::: Excerpted data

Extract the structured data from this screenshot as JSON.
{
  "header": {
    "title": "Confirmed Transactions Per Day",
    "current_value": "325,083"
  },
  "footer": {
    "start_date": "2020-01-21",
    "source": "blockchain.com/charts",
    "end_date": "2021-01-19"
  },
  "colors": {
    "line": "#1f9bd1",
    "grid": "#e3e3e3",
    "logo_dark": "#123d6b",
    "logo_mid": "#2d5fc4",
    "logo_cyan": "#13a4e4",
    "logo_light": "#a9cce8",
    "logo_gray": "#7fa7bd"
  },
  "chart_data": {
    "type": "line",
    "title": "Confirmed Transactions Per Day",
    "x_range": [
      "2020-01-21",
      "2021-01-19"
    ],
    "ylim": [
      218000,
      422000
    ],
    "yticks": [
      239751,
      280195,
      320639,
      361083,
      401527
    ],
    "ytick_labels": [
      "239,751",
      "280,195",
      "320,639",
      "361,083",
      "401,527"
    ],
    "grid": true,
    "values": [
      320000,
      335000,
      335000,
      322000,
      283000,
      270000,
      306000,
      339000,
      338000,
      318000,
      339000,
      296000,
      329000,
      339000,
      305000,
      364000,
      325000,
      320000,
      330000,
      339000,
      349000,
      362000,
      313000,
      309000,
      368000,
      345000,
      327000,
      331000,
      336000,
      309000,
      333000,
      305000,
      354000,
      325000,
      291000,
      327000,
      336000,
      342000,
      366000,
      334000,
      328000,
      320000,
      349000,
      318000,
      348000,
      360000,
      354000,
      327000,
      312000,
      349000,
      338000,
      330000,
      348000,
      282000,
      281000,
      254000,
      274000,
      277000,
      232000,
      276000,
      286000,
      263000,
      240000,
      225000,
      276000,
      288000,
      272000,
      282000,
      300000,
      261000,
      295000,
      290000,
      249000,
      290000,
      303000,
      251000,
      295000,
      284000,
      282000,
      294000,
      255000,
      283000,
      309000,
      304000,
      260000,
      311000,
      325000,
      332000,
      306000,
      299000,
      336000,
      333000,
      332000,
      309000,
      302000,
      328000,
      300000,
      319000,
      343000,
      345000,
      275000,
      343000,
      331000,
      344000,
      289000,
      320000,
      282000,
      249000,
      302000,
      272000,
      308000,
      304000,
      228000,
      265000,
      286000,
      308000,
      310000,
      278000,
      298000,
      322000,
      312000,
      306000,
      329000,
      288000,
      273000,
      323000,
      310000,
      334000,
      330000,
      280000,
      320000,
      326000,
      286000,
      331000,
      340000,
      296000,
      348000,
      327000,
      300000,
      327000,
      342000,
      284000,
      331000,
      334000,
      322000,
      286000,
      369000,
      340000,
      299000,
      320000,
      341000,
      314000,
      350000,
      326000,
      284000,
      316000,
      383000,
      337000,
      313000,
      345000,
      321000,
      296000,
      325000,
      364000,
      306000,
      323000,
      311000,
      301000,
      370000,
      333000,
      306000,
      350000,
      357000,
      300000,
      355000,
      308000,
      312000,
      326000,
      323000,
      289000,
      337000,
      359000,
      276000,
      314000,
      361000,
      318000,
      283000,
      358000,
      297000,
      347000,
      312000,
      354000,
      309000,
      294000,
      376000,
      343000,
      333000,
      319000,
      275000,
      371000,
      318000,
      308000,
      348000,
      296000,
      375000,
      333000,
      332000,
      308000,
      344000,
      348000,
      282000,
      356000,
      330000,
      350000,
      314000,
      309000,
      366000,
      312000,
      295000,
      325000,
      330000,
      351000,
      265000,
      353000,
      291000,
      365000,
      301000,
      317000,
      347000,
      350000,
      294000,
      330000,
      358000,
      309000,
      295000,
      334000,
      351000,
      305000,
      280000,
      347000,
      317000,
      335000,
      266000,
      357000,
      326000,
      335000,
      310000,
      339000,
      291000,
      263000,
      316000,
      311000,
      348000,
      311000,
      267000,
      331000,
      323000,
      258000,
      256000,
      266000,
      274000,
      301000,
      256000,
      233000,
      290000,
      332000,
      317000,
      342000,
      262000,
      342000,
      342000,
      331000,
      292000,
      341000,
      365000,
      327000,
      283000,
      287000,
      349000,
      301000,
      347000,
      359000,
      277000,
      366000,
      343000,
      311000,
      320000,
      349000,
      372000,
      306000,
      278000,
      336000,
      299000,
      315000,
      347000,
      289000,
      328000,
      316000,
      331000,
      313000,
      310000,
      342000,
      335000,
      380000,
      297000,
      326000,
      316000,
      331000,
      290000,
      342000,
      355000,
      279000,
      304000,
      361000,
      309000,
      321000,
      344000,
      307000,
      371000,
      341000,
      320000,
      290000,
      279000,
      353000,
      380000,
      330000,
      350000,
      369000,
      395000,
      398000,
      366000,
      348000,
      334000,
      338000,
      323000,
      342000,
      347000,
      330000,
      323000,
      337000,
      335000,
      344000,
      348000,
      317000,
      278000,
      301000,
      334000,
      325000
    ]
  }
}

::::::

**Exercise aim**
Word for word, quote all of the data above.

**The result**
Extract the structured data from this screenshot as JSON.
{
  "header": {
    "title": "Confirmed Transactions Per Day",
    "current_value": "325,083"
  },
  "footer": {
    "start_date": "2020-01-21",
    "source": "blockchain.com/charts",
    "end_date": "2021-01-19"
  },
  "colors": {
    "line": "#1f9bd1",
    "grid": "#e3e3e3",
    "logo_dark": "#123d6b",
    "logo_mid": "#2d5fc4",
    "logo_cyan": "#13a4e4",
    "logo_light": "#a9cce8",
    "logo_gray": "#7fa7bd"
  },
  "chart_data": {
    "type": "line",
    "title": "Confirmed Transactions Per Day",
    "x_range": [
      "2020-01-21",
      "2021-01-19"
    ],
    "ylim": [
      218000,
      422000
    ],
    "yticks": [
      239751,
      280195,
      320639,
      361083,
      401527
    ],
    "ytick_labels": [
      "239,751",
      "280,195",
      "320,639",
      "361,083",
      "401,527"
    ],
    "grid": true,
    "values": [
      320000,
      335000,
      335000,
      322000,
      283000,
      270000,
      306000,
      339000,
      338000,
      318000,
      339000,
      296000,
      329000,
      339000,
      305000,
      364000,
      325000,
      320000,
      330000,
      339000,
      349000,
      362000,
      313000,
      309000,
      368000,
      345000,
      327000,
      331000,
      336000,
      309000,
      333000,
      305000,
      354000,
      325000,
      291000,
      327000,
      336000,
      342000,
      366000,
      334000,
      328000,
      320000,
      349000,
      318000,
      348000,
      360000,
      354000,
      327000,
      312000,
      349000,
      338000,
      330000,
      348000,
      282000,
      281000,
      254000,
      274000,
      277000,
      232000,
      276000,
      286000,
      263000,
      240000,
      225000,
      276000,
      288000,
      272000,
      282000,
      300000,
      261000,
      295000,
      290000,
      249000,
      290000,
      303000,
      251000,
      295000,
      284000,
      282000,
      294000,
      255000,
      283000,
      309000,
      304000,
      260000,
      311000,
      325000,
      332000,
      306000,
      299000,
      336000,
      333000,
      332000,
      309000,
      302000,
      328000,
      300000,
      319000,
      343000,
      345000,
      275000,
      343000,
      331000,
      344000,
      289000,
      320000,
      282000,
      249000,
      302000,
      272000,
      308000,
      304000,
      228000,
      265000,
      286000,
      308000,
      310000,
      278000,
      298000,
      322000,
      312000,
      306000,
      329000,
      288000,
      273000,
      323000,
      310000,
      334000,
      330000,
      280000,
      320000,
      326000,
      286000,
      331000,
      340000,
      296000,
      348000,
      327000,
      300000,
      327000,
      342000,
      284000,
      331000,
      334000,
      322000,
      286000,
      369000,
      340000,
      299000,
      320000,
      341000,
      314000,
      350000,
      326000,
      284000,
      316000,
      383000,
      337000,
      313000,
      345000,
      321000,
      296000,
      325000,
      364000,
      306000,
      323000,
      311000,
      301000,
      370000,
      333000,
      306000,
      350000,
      357000,
      300000,
      355000,
      308000,
      312000,
      326000,
      323000,
      289000,
      337000,
      359000,
      276000,
      314000,
      361000,
      318000,
      283000,
      358000,
      297000,
      347000,
      312000,
      354000,
      309000,
      294000,
      376000,
      343000,
      333000,
      319000,
      275000,
      371000,
      318000,
      308000,
      348000,
      296000,
      375000,
      333000,
      332000,
      308000,
      344000,
      348000,
      282000,
      356000,
      330000,
      350000,
      314000,
      309000,
      366000,
      312000,
      295000,
      325000,
      330000,
      351000,
      265000,
      353000,
      291000,
      365000,
      301000,
      317000,
      347000,
      350000,
      294000,
      330000,
      358000,
      309000,
      295000,
      334000,
      351000,
      305000,
      280000,
      347000,
      317000,
      335000,
      266000,
      357000,
      326000,
      335000,
      310000,
      339000,
      291000,
      263000,
      316000,
      311000,
      348000,
      311000,
      267000,
      331000,
      323000,
      258000,
      256000,
      266000,
      274000,
      301000,
      256000,
      233000,
      290000,
      332000,
      317000,
      342000,
      262000,
      342000,
      342000,
      331000,
      292000,
      341000,
      365000,
      327000,
      283000,
      287000,
      349000,
      301000,
      347000,
      359000,
      277000,
      366000,
      343000,
      311000,
      320000,
      349000,
      372000,
      306000,
      278000,
      336000,
      299000,
      315000,
      347000,
      289000,
      328000,
      316000,
      331000,
      313000,
      310000,
      342000,
      335000,
      380000,
      297000,
      326000,
      316000,
      331000,
      290000,
      342000,
      355000,
      279000,
      304000,
      361000,
      309000,
      321000,
      344000,
      307000,
      371000,
      341000,
      320000,
      290000,
      279000,
      353000,
      380000,
      330000,
      350000,
      369000,
      395000,
      398000,
      366000,
      348000,
      334000,
      338000,
      323000,
      342000,
      347000,
      330000,
      323000,
      337000,
      335000,
      344000,
      348000,
      317000,
      278000,
      301000,
      334000,
      325000
    ]
  }
}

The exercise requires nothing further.